▸ **Information given**:

┌──

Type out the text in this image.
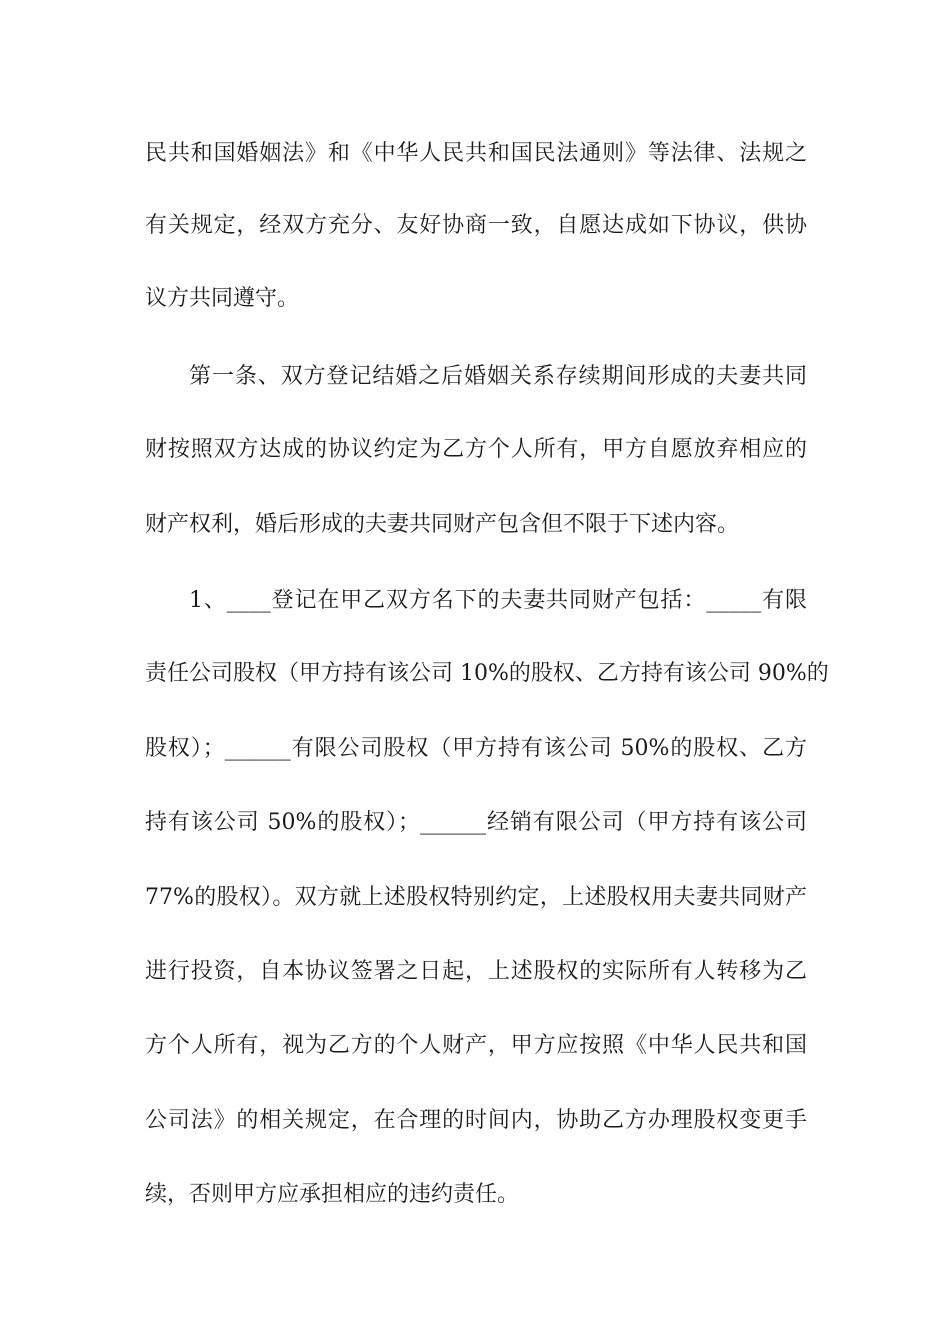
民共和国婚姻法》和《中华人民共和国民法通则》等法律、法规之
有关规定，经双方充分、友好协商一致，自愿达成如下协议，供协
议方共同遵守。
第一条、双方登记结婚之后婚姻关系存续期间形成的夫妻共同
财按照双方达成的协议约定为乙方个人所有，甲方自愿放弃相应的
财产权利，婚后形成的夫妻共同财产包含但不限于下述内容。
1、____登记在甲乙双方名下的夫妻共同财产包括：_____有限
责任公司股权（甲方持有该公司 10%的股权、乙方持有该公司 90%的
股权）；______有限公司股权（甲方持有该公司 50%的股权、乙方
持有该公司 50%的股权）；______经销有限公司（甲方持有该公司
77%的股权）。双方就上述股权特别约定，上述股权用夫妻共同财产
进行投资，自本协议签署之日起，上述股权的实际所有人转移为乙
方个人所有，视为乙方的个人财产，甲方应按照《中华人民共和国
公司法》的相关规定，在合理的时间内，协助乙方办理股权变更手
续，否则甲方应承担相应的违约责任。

└──

▸ **Problem to solve**: Reproduce each record from above exactly; pictures do not belong in the copy.

▸ **Expected answer**:
Type out the text in this image.
民共和国婚姻法》和《中华人民共和国民法通则》等法律、法规之
有关规定，经双方充分、友好协商一致，自愿达成如下协议，供协
议方共同遵守。
第一条、双方登记结婚之后婚姻关系存续期间形成的夫妻共同
财按照双方达成的协议约定为乙方个人所有，甲方自愿放弃相应的
财产权利，婚后形成的夫妻共同财产包含但不限于下述内容。
1、____登记在甲乙双方名下的夫妻共同财产包括：_____有限
责任公司股权（甲方持有该公司 10%的股权、乙方持有该公司 90%的
股权）；______有限公司股权（甲方持有该公司 50%的股权、乙方
持有该公司 50%的股权）；______经销有限公司（甲方持有该公司
77%的股权）。双方就上述股权特别约定，上述股权用夫妻共同财产
进行投资，自本协议签署之日起，上述股权的实际所有人转移为乙
方个人所有，视为乙方的个人财产，甲方应按照《中华人民共和国
公司法》的相关规定，在合理的时间内，协助乙方办理股权变更手
续，否则甲方应承担相应的违约责任。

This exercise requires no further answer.